** Start EXERCISE INPUT **

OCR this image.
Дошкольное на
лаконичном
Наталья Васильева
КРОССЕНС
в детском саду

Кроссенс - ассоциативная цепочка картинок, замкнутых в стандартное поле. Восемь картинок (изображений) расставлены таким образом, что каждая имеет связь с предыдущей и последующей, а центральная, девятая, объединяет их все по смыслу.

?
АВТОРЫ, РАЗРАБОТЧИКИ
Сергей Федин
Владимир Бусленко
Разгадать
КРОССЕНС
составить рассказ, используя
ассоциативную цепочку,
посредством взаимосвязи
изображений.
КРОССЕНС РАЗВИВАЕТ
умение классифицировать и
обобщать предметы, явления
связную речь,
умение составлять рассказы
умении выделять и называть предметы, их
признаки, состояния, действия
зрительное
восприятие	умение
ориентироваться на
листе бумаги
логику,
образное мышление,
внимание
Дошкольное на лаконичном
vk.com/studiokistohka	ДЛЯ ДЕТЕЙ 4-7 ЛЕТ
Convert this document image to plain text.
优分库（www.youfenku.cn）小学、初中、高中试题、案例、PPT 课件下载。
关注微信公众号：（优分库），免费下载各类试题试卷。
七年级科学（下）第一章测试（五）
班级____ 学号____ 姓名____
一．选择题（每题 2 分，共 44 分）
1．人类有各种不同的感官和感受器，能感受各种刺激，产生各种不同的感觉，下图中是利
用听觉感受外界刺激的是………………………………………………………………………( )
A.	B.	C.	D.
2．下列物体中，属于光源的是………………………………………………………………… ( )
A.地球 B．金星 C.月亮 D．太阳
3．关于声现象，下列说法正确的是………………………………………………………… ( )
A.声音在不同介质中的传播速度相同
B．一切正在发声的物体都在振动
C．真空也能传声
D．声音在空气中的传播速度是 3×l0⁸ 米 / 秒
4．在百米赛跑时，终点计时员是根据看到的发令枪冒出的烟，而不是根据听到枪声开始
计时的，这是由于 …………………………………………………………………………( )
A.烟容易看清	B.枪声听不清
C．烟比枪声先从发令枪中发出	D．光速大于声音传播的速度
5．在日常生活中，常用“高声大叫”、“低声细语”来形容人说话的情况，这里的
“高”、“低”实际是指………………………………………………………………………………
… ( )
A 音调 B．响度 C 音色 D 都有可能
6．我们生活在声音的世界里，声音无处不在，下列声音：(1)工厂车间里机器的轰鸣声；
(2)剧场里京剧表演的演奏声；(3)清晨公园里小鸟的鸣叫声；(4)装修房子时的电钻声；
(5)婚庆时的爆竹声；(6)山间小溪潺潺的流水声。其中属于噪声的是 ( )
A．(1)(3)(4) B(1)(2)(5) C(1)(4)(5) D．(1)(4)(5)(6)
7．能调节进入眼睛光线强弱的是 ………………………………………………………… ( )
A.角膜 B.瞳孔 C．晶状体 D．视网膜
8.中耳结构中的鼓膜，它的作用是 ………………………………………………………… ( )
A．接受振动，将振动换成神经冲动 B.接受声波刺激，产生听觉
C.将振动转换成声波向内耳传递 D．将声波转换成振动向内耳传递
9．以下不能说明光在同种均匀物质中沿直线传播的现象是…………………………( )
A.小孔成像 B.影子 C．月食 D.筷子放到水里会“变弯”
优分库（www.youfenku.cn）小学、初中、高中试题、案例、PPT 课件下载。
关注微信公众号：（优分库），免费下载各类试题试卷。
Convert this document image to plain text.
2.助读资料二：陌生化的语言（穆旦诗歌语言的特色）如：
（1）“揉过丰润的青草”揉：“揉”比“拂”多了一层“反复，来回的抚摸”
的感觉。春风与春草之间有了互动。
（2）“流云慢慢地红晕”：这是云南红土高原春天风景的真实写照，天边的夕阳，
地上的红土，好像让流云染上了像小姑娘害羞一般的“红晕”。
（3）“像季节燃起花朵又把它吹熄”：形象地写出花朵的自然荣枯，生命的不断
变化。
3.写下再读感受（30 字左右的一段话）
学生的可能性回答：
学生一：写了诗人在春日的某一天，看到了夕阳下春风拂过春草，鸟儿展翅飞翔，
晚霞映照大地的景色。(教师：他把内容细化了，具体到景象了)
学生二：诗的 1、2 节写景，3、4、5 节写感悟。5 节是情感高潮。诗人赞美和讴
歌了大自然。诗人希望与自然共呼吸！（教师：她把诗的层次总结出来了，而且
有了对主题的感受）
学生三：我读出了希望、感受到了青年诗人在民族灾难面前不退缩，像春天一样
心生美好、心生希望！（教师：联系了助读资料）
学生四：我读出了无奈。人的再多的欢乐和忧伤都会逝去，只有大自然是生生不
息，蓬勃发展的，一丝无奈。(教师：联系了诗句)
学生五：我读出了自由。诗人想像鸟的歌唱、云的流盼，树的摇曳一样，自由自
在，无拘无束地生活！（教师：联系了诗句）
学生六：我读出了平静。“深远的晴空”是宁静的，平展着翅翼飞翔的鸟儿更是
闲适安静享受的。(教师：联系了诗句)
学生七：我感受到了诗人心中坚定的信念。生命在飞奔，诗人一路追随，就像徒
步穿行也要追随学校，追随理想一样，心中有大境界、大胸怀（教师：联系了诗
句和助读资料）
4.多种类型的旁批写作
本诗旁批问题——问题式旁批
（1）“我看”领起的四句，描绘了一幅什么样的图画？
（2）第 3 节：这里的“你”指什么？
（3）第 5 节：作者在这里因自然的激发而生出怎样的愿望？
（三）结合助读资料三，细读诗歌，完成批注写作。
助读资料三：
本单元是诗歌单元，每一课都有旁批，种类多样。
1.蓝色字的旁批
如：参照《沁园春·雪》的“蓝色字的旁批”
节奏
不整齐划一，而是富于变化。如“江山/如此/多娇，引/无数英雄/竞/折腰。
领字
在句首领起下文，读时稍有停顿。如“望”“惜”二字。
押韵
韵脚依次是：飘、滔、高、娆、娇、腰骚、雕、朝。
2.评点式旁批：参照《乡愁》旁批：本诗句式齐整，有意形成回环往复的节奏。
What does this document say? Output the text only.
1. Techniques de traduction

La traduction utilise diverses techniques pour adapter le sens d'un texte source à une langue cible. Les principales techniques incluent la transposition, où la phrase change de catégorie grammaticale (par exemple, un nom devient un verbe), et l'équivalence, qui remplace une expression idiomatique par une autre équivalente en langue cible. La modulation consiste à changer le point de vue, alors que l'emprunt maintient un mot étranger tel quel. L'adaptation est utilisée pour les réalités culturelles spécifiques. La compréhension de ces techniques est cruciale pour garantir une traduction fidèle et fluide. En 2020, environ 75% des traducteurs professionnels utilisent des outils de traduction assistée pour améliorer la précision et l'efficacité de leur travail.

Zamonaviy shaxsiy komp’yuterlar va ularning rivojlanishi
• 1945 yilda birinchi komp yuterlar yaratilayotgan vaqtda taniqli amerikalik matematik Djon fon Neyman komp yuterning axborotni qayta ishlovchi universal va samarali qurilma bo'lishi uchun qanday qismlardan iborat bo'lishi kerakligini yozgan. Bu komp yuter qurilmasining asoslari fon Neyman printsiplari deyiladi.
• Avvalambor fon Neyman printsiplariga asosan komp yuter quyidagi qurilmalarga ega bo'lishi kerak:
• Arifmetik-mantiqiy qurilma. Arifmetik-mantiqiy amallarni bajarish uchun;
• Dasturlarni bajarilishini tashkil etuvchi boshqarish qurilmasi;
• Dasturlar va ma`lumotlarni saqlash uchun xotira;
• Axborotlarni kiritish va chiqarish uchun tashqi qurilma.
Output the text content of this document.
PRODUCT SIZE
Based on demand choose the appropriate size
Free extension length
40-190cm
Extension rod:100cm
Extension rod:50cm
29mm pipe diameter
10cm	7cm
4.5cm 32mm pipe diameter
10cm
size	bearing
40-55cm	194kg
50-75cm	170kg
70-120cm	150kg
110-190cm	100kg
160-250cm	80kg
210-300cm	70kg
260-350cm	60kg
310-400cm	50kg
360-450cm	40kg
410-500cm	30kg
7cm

** End EXERCISE INPUT **

**TASK BRIEF:**
Copy all lines from the material that contain "Output".

**RESULT OF THE EXERCISE:**
What does this document say? Output the text only.
Output the text content of this document.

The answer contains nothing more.